### The exercise
Pick out each line below containing "friendly".

# Start of Records to process

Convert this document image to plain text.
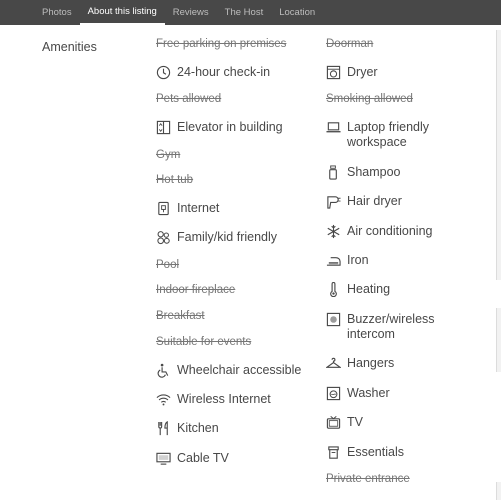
Photos	About this listing	Reviews	The Host	Location
Amenities	Free parking on premises
24-hour check-in
Pets allowed
Elevator in building
Gym
Hot tub
Internet
Family/kid friendly
Pool
Indoor fireplace
Breakfast
Suitable for events
Wheelchair accessible
Wireless Internet
Kitchen
Cable TV
Doorman
Dryer
Smoking allowed
Laptop friendly workspace
Shampoo
Hair dryer
Air conditioning
Iron
Heating
Buzzer/wireless intercom
Hangers
Washer
TV
Essentials
Private entrance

# End of Records to process

### Task response
Family/kid friendly
Laptop friendly workspace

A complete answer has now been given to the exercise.